Rows from a figure dataset
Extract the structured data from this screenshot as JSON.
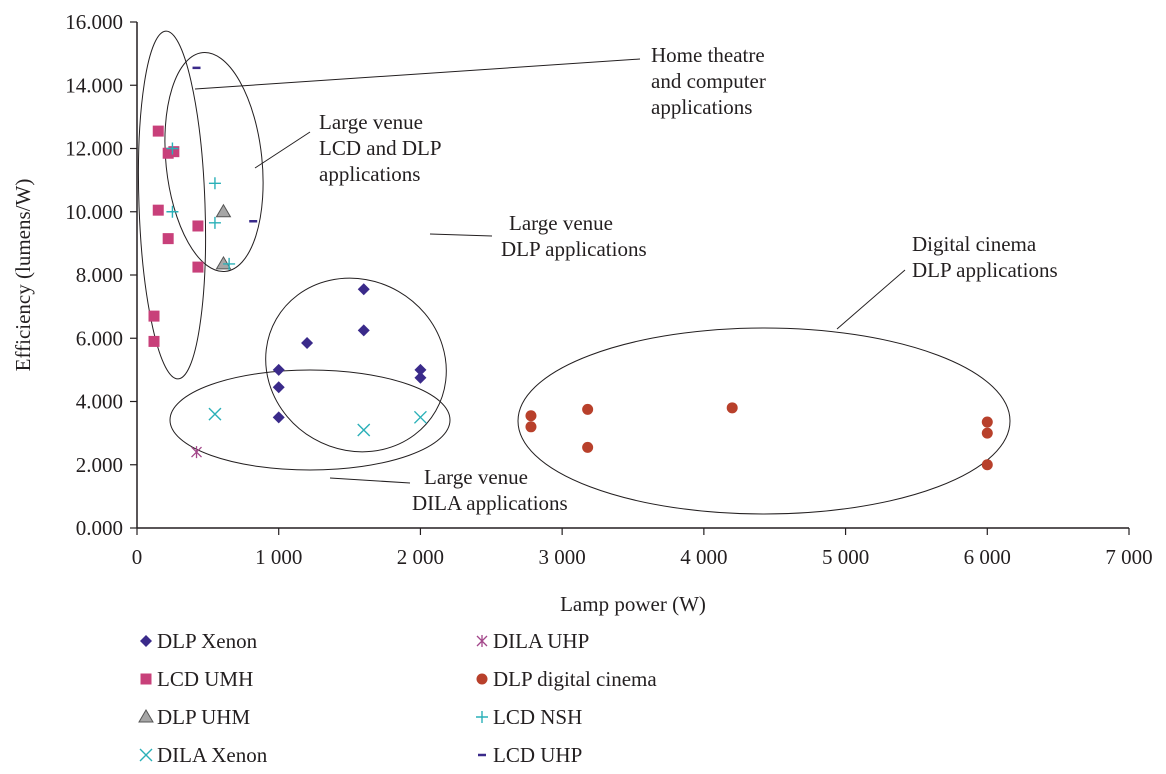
{
  "chart_data": {
    "type": "scatter",
    "title": "",
    "xlabel": "Lamp power (W)",
    "ylabel": "Efficiency (lumens/W)",
    "xlim": [
      0,
      7000
    ],
    "ylim": [
      0,
      16
    ],
    "xticks": [
      {
        "value": 0,
        "label": "0"
      },
      {
        "value": 1000,
        "label": "1 000"
      },
      {
        "value": 2000,
        "label": "2 000"
      },
      {
        "value": 3000,
        "label": "3 000"
      },
      {
        "value": 4000,
        "label": "4 000"
      },
      {
        "value": 5000,
        "label": "5 000"
      },
      {
        "value": 6000,
        "label": "6 000"
      },
      {
        "value": 7000,
        "label": "7 000"
      }
    ],
    "yticks": [
      {
        "value": 0,
        "label": "0.000"
      },
      {
        "value": 2,
        "label": "2.000"
      },
      {
        "value": 4,
        "label": "4.000"
      },
      {
        "value": 6,
        "label": "6.000"
      },
      {
        "value": 8,
        "label": "8.000"
      },
      {
        "value": 10,
        "label": "10.000"
      },
      {
        "value": 12,
        "label": "12.000"
      },
      {
        "value": 14,
        "label": "14.000"
      },
      {
        "value": 16,
        "label": "16.000"
      }
    ],
    "grid": false,
    "legend_position": "bottom",
    "series": [
      {
        "name": "DLP Xenon",
        "marker": "diamond",
        "color": "#3a2a8a",
        "points": [
          [
            1000,
            5.0
          ],
          [
            1000,
            4.45
          ],
          [
            1000,
            3.5
          ],
          [
            1200,
            5.85
          ],
          [
            1600,
            7.55
          ],
          [
            1600,
            6.25
          ],
          [
            2000,
            5.0
          ],
          [
            2000,
            4.75
          ]
        ]
      },
      {
        "name": "LCD UMH",
        "marker": "square",
        "color": "#c8407a",
        "points": [
          [
            150,
            12.55
          ],
          [
            220,
            11.85
          ],
          [
            260,
            11.9
          ],
          [
            150,
            10.05
          ],
          [
            220,
            9.15
          ],
          [
            430,
            9.55
          ],
          [
            430,
            8.25
          ],
          [
            120,
            6.7
          ],
          [
            120,
            5.9
          ]
        ]
      },
      {
        "name": "DLP UHM",
        "marker": "triangle",
        "color": "#a6a6a6",
        "points": [
          [
            610,
            10.0
          ],
          [
            610,
            8.35
          ]
        ]
      },
      {
        "name": "DILA Xenon",
        "marker": "x",
        "color": "#2ab0b8",
        "points": [
          [
            550,
            3.6
          ],
          [
            1600,
            3.1
          ],
          [
            2000,
            3.5
          ]
        ]
      },
      {
        "name": "DILA UHP",
        "marker": "asterisk",
        "color": "#a3478a",
        "points": [
          [
            420,
            2.4
          ]
        ]
      },
      {
        "name": "DLP digital cinema",
        "marker": "circle",
        "color": "#b8402b",
        "points": [
          [
            2780,
            3.55
          ],
          [
            2780,
            3.2
          ],
          [
            3180,
            3.75
          ],
          [
            3180,
            2.55
          ],
          [
            4200,
            3.8
          ],
          [
            6000,
            3.35
          ],
          [
            6000,
            3.0
          ],
          [
            6000,
            2.0
          ]
        ]
      },
      {
        "name": "LCD NSH",
        "marker": "plus",
        "color": "#2ab0b8",
        "points": [
          [
            250,
            12.0
          ],
          [
            250,
            10.0
          ],
          [
            550,
            10.9
          ],
          [
            550,
            9.65
          ],
          [
            650,
            8.35
          ]
        ]
      },
      {
        "name": "LCD UHP",
        "marker": "dash",
        "color": "#3a2a8a",
        "points": [
          [
            420,
            14.55
          ],
          [
            820,
            9.7
          ]
        ]
      }
    ],
    "annotations": [
      {
        "lines": [
          "Home theatre",
          "and computer",
          "applications"
        ]
      },
      {
        "lines": [
          "Large venue",
          "LCD and DLP",
          "applications"
        ]
      },
      {
        "lines": [
          "Large venue",
          "DLP applications"
        ]
      },
      {
        "lines": [
          "Digital cinema",
          "DLP applications"
        ]
      },
      {
        "lines": [
          "Large venue",
          "DILA applications"
        ]
      }
    ]
  }
}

■ Set problem: Without the pictures, print the whole listing exactly as given.

■ Written solution:
Extract the structured data from this screenshot as JSON.
{
  "chart_data": {
    "type": "scatter",
    "title": "",
    "xlabel": "Lamp power (W)",
    "ylabel": "Efficiency (lumens/W)",
    "xlim": [
      0,
      7000
    ],
    "ylim": [
      0,
      16
    ],
    "xticks": [
      {
        "value": 0,
        "label": "0"
      },
      {
        "value": 1000,
        "label": "1 000"
      },
      {
        "value": 2000,
        "label": "2 000"
      },
      {
        "value": 3000,
        "label": "3 000"
      },
      {
        "value": 4000,
        "label": "4 000"
      },
      {
        "value": 5000,
        "label": "5 000"
      },
      {
        "value": 6000,
        "label": "6 000"
      },
      {
        "value": 7000,
        "label": "7 000"
      }
    ],
    "yticks": [
      {
        "value": 0,
        "label": "0.000"
      },
      {
        "value": 2,
        "label": "2.000"
      },
      {
        "value": 4,
        "label": "4.000"
      },
      {
        "value": 6,
        "label": "6.000"
      },
      {
        "value": 8,
        "label": "8.000"
      },
      {
        "value": 10,
        "label": "10.000"
      },
      {
        "value": 12,
        "label": "12.000"
      },
      {
        "value": 14,
        "label": "14.000"
      },
      {
        "value": 16,
        "label": "16.000"
      }
    ],
    "grid": false,
    "legend_position": "bottom",
    "series": [
      {
        "name": "DLP Xenon",
        "marker": "diamond",
        "color": "#3a2a8a",
        "points": [
          [
            1000,
            5.0
          ],
          [
            1000,
            4.45
          ],
          [
            1000,
            3.5
          ],
          [
            1200,
            5.85
          ],
          [
            1600,
            7.55
          ],
          [
            1600,
            6.25
          ],
          [
            2000,
            5.0
          ],
          [
            2000,
            4.75
          ]
        ]
      },
      {
        "name": "LCD UMH",
        "marker": "square",
        "color": "#c8407a",
        "points": [
          [
            150,
            12.55
          ],
          [
            220,
            11.85
          ],
          [
            260,
            11.9
          ],
          [
            150,
            10.05
          ],
          [
            220,
            9.15
          ],
          [
            430,
            9.55
          ],
          [
            430,
            8.25
          ],
          [
            120,
            6.7
          ],
          [
            120,
            5.9
          ]
        ]
      },
      {
        "name": "DLP UHM",
        "marker": "triangle",
        "color": "#a6a6a6",
        "points": [
          [
            610,
            10.0
          ],
          [
            610,
            8.35
          ]
        ]
      },
      {
        "name": "DILA Xenon",
        "marker": "x",
        "color": "#2ab0b8",
        "points": [
          [
            550,
            3.6
          ],
          [
            1600,
            3.1
          ],
          [
            2000,
            3.5
          ]
        ]
      },
      {
        "name": "DILA UHP",
        "marker": "asterisk",
        "color": "#a3478a",
        "points": [
          [
            420,
            2.4
          ]
        ]
      },
      {
        "name": "DLP digital cinema",
        "marker": "circle",
        "color": "#b8402b",
        "points": [
          [
            2780,
            3.55
          ],
          [
            2780,
            3.2
          ],
          [
            3180,
            3.75
          ],
          [
            3180,
            2.55
          ],
          [
            4200,
            3.8
          ],
          [
            6000,
            3.35
          ],
          [
            6000,
            3.0
          ],
          [
            6000,
            2.0
          ]
        ]
      },
      {
        "name": "LCD NSH",
        "marker": "plus",
        "color": "#2ab0b8",
        "points": [
          [
            250,
            12.0
          ],
          [
            250,
            10.0
          ],
          [
            550,
            10.9
          ],
          [
            550,
            9.65
          ],
          [
            650,
            8.35
          ]
        ]
      },
      {
        "name": "LCD UHP",
        "marker": "dash",
        "color": "#3a2a8a",
        "points": [
          [
            420,
            14.55
          ],
          [
            820,
            9.7
          ]
        ]
      }
    ],
    "annotations": [
      {
        "lines": [
          "Home theatre",
          "and computer",
          "applications"
        ]
      },
      {
        "lines": [
          "Large venue",
          "LCD and DLP",
          "applications"
        ]
      },
      {
        "lines": [
          "Large venue",
          "DLP applications"
        ]
      },
      {
        "lines": [
          "Digital cinema",
          "DLP applications"
        ]
      },
      {
        "lines": [
          "Large venue",
          "DILA applications"
        ]
      }
    ]
  }
}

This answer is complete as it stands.